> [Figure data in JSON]
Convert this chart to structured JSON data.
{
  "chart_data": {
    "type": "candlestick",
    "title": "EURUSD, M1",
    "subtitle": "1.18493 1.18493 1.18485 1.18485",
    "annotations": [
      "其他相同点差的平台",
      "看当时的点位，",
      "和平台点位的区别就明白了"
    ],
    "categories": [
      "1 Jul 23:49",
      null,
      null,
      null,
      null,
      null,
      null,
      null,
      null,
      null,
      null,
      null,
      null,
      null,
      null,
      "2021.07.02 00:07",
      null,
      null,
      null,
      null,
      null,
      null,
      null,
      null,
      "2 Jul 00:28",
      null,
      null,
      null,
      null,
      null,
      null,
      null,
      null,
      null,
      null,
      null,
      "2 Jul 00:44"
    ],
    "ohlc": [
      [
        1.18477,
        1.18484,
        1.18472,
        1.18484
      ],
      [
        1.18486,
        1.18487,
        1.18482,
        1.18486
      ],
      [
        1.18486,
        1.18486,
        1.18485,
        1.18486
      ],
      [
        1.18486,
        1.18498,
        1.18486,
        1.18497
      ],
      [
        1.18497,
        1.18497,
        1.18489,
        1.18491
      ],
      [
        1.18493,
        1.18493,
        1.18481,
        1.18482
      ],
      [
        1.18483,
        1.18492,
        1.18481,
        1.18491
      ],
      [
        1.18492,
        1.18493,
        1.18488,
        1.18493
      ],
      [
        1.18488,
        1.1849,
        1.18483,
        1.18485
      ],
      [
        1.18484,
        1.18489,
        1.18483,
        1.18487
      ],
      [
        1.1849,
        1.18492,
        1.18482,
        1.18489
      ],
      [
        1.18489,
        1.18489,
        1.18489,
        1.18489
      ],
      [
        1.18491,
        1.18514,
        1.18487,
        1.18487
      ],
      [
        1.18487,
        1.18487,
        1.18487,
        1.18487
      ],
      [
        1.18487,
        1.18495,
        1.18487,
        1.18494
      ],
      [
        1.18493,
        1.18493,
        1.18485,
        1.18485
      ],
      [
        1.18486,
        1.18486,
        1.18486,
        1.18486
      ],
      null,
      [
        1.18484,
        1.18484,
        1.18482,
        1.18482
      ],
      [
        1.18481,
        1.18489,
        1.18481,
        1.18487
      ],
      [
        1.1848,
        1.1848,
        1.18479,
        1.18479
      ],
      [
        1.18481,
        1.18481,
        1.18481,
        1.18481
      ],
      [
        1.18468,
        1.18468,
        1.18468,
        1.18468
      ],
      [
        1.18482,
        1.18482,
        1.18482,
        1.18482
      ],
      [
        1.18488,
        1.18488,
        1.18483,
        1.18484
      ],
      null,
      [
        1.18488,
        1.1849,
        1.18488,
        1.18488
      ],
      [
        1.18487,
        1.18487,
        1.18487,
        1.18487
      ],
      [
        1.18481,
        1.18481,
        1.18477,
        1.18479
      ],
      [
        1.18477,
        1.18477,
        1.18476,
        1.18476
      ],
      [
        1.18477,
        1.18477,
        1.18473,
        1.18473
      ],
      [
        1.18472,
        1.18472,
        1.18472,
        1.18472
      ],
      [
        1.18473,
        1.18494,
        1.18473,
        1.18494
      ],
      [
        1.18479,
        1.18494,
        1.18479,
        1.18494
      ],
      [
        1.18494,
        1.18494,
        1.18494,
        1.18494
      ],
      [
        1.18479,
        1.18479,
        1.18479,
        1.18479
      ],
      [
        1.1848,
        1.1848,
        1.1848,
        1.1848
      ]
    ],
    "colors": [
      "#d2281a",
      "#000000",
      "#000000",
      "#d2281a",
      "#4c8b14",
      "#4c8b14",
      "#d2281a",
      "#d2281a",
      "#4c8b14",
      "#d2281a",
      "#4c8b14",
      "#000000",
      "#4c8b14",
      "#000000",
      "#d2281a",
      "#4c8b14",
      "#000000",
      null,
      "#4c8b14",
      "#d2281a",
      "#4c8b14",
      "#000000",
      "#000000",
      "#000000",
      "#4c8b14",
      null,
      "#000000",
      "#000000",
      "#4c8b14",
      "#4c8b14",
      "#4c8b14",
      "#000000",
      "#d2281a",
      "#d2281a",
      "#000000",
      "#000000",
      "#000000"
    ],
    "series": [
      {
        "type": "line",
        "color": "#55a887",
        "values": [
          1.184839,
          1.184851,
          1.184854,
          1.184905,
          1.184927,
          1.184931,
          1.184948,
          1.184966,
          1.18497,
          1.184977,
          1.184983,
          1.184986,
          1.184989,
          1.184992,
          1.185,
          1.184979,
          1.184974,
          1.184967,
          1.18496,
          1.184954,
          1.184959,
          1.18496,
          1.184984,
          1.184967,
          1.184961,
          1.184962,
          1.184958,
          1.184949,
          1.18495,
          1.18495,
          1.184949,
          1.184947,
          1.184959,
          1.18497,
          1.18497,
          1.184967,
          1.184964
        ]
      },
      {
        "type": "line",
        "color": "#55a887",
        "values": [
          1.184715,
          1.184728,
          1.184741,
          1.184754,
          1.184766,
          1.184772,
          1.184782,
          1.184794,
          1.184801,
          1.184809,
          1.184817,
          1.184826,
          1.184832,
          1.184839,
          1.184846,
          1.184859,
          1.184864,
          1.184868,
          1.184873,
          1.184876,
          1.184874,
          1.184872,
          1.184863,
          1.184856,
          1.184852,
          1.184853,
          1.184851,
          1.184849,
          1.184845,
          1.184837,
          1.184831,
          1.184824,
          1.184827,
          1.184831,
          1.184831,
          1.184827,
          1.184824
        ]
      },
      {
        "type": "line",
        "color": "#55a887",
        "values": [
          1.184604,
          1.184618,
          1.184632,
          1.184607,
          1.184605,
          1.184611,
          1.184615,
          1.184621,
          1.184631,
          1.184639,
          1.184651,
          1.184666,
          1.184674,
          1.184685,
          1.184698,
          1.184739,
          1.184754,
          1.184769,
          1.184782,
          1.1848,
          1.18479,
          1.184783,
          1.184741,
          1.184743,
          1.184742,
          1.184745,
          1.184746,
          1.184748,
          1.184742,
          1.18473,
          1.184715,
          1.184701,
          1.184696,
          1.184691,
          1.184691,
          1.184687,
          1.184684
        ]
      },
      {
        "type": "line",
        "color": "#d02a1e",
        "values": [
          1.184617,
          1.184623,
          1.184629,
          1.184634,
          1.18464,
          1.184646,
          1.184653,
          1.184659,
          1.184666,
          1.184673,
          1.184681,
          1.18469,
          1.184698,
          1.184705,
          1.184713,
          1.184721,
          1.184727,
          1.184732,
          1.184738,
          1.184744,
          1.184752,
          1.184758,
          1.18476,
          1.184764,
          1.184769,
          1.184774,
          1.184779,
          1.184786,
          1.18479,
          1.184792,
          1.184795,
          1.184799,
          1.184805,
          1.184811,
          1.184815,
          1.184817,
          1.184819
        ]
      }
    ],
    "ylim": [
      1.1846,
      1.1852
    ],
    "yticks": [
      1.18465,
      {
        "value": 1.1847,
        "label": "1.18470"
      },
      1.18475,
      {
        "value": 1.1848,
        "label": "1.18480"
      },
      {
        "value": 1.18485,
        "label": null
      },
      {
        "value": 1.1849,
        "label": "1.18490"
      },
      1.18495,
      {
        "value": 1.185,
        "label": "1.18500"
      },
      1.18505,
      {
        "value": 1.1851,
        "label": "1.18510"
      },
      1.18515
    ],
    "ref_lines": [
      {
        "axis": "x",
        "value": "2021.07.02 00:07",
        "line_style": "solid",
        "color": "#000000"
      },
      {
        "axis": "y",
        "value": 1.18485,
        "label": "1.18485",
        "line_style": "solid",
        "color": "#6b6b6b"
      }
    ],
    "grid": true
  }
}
---
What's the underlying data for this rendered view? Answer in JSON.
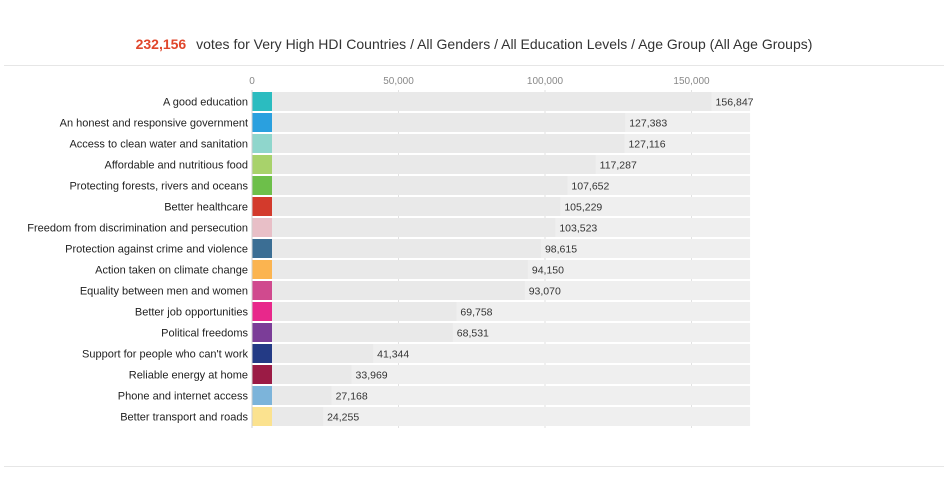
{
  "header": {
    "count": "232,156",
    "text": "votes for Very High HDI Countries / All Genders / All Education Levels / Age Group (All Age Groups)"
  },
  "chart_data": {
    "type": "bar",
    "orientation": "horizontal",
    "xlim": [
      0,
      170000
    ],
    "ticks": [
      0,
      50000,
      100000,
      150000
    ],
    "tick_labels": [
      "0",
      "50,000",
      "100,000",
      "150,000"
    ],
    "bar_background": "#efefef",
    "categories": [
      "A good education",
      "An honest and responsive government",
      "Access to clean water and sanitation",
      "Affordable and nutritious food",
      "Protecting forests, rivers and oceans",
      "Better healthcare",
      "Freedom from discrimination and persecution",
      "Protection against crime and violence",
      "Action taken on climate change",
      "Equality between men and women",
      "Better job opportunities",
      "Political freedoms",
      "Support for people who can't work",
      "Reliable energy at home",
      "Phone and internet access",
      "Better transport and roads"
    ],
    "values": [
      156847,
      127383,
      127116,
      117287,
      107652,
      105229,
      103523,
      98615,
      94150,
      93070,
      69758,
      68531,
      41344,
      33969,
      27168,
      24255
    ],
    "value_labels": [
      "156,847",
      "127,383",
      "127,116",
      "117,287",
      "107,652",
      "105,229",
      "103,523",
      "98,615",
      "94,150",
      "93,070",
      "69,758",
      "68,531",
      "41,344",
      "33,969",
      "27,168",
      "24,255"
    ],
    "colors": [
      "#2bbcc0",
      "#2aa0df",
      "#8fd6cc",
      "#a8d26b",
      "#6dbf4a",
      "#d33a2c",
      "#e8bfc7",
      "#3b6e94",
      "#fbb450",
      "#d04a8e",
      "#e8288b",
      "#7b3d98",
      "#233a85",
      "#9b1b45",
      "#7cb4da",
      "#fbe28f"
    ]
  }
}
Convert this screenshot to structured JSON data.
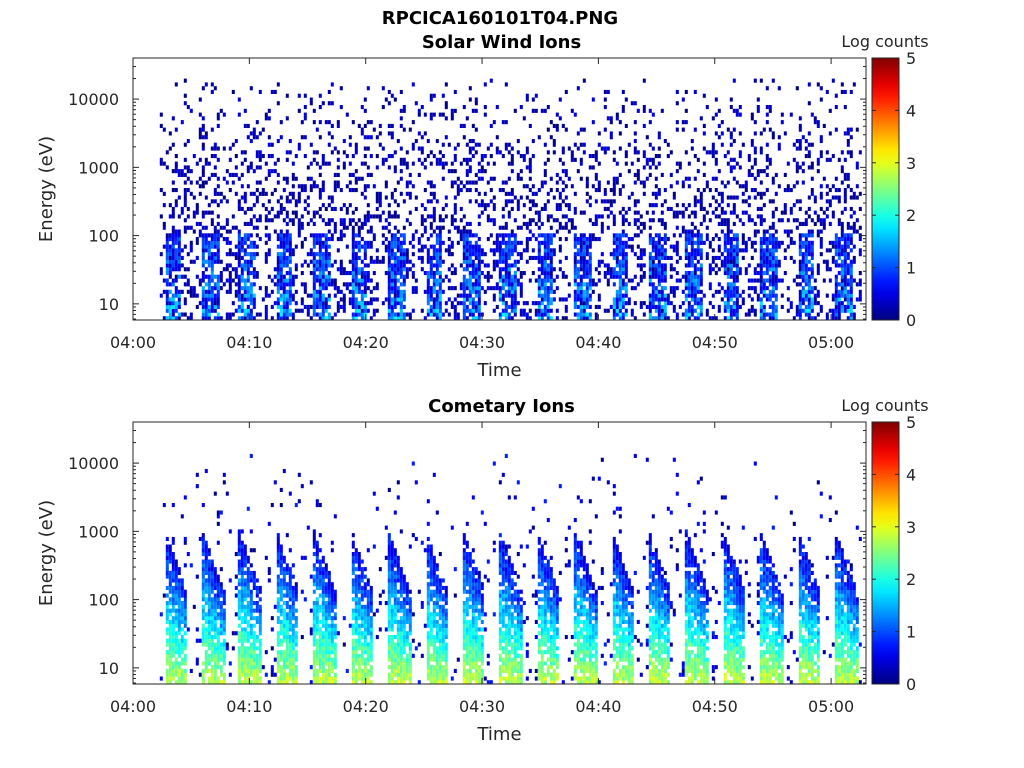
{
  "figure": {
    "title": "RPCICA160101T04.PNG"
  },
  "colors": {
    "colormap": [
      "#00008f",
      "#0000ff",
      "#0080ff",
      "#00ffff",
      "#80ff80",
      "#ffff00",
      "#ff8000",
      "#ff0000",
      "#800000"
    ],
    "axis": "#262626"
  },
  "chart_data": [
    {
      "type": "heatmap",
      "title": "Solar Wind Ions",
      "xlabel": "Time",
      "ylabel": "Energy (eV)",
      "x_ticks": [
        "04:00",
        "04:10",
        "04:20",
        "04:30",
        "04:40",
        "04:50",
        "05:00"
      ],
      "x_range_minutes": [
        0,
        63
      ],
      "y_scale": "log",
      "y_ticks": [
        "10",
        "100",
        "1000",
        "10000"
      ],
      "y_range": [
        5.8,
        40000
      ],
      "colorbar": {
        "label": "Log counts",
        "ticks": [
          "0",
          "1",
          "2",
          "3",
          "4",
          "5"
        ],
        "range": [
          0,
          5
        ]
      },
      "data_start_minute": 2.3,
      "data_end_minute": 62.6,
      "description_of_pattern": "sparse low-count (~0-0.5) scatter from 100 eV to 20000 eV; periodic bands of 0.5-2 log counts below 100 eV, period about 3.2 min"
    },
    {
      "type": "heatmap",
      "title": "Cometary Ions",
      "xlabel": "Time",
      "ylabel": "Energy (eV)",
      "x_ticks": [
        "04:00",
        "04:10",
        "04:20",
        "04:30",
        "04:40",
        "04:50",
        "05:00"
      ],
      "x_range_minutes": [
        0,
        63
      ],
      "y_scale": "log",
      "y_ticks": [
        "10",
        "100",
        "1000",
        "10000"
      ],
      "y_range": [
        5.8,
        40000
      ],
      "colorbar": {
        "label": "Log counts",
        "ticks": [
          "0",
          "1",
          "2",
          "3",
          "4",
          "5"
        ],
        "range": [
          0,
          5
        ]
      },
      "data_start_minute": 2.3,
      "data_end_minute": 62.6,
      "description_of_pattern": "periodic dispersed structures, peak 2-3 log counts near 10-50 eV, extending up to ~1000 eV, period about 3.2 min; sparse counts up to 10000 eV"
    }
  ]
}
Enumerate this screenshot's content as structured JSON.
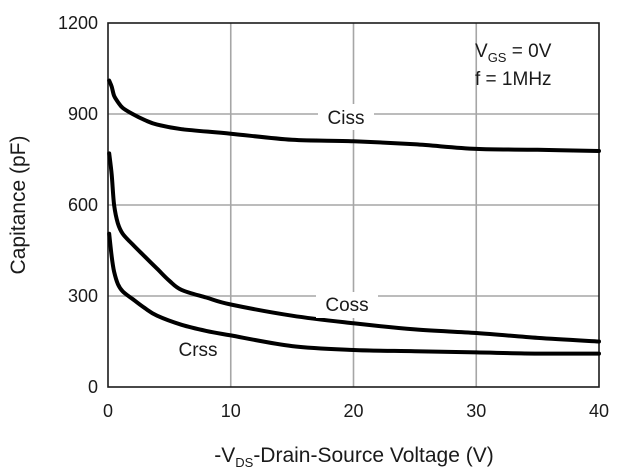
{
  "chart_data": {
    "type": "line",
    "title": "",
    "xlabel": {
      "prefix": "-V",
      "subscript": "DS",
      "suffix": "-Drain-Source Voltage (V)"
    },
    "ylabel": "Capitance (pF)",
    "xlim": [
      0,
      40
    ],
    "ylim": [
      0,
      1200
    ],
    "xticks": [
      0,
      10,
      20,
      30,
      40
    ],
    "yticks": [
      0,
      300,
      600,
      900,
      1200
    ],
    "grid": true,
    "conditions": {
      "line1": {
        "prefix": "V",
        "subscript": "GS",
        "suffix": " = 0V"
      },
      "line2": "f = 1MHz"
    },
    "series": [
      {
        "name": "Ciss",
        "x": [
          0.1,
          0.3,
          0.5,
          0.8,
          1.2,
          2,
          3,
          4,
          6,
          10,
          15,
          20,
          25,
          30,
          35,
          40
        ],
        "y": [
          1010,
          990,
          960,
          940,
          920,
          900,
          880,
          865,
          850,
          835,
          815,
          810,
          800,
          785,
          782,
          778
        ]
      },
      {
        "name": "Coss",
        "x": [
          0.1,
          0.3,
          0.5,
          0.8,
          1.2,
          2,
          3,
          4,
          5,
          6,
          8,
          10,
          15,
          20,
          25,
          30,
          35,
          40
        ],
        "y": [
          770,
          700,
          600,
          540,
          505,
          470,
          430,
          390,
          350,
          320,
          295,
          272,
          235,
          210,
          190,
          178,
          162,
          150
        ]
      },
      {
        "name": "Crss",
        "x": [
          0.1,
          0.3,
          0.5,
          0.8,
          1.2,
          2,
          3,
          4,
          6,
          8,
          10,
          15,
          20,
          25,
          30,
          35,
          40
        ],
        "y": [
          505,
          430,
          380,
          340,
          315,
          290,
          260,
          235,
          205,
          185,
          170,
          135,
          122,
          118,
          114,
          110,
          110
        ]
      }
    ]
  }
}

> [WRITTEN EXERCISE] Go through the material and select each line with the string "this" in it.

> [ANSWER FOR THE TASK]
Convert this chart to structured JSON data.
What's the underlying data for this rendered view? Answer in JSON.
Convert this screenshot to structured JSON data.
Enumerate this screenshot's content as structured JSON.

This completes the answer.